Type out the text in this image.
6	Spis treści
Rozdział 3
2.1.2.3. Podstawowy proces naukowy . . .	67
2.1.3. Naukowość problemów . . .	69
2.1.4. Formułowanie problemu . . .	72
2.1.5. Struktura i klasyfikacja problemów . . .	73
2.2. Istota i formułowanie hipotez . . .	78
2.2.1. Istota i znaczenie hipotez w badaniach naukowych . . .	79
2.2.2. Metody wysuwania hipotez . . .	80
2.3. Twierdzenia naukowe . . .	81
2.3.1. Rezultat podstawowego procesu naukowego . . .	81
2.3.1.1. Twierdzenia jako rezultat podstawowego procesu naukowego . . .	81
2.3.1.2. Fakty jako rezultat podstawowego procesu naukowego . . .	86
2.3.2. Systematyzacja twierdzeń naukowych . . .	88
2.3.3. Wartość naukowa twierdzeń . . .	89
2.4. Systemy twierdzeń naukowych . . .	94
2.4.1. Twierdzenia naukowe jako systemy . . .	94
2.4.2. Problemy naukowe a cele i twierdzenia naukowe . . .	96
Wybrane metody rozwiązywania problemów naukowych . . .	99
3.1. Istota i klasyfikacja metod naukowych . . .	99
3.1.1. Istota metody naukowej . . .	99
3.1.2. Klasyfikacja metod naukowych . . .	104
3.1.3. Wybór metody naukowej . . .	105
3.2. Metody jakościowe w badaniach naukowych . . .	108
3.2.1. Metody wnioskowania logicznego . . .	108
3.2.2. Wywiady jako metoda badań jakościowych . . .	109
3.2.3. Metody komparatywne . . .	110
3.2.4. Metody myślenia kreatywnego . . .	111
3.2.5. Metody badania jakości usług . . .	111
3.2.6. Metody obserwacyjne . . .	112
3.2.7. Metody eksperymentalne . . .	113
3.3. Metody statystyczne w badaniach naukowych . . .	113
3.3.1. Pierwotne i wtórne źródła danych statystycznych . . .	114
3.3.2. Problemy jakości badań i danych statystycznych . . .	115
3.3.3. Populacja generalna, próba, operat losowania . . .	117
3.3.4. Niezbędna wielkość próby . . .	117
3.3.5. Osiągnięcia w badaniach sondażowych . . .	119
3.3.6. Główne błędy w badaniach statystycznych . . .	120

——

# STATED PROBLEM:
Write out all the lines again, exactly as they are.

# THE ANSWER:
Type out the text in this image.
6	Spis treści
Rozdział 3
2.1.2.3. Podstawowy proces naukowy . . .	67
2.1.3. Naukowość problemów . . .	69
2.1.4. Formułowanie problemu . . .	72
2.1.5. Struktura i klasyfikacja problemów . . .	73
2.2. Istota i formułowanie hipotez . . .	78
2.2.1. Istota i znaczenie hipotez w badaniach naukowych . . .	79
2.2.2. Metody wysuwania hipotez . . .	80
2.3. Twierdzenia naukowe . . .	81
2.3.1. Rezultat podstawowego procesu naukowego . . .	81
2.3.1.1. Twierdzenia jako rezultat podstawowego procesu naukowego . . .	81
2.3.1.2. Fakty jako rezultat podstawowego procesu naukowego . . .	86
2.3.2. Systematyzacja twierdzeń naukowych . . .	88
2.3.3. Wartość naukowa twierdzeń . . .	89
2.4. Systemy twierdzeń naukowych . . .	94
2.4.1. Twierdzenia naukowe jako systemy . . .	94
2.4.2. Problemy naukowe a cele i twierdzenia naukowe . . .	96
Wybrane metody rozwiązywania problemów naukowych . . .	99
3.1. Istota i klasyfikacja metod naukowych . . .	99
3.1.1. Istota metody naukowej . . .	99
3.1.2. Klasyfikacja metod naukowych . . .	104
3.1.3. Wybór metody naukowej . . .	105
3.2. Metody jakościowe w badaniach naukowych . . .	108
3.2.1. Metody wnioskowania logicznego . . .	108
3.2.2. Wywiady jako metoda badań jakościowych . . .	109
3.2.3. Metody komparatywne . . .	110
3.2.4. Metody myślenia kreatywnego . . .	111
3.2.5. Metody badania jakości usług . . .	111
3.2.6. Metody obserwacyjne . . .	112
3.2.7. Metody eksperymentalne . . .	113
3.3. Metody statystyczne w badaniach naukowych . . .	113
3.3.1. Pierwotne i wtórne źródła danych statystycznych . . .	114
3.3.2. Problemy jakości badań i danych statystycznych . . .	115
3.3.3. Populacja generalna, próba, operat losowania . . .	117
3.3.4. Niezbędna wielkość próby . . .	117
3.3.5. Osiągnięcia w badaniach sondażowych . . .	119
3.3.6. Główne błędy w badaniach statystycznych . . .	120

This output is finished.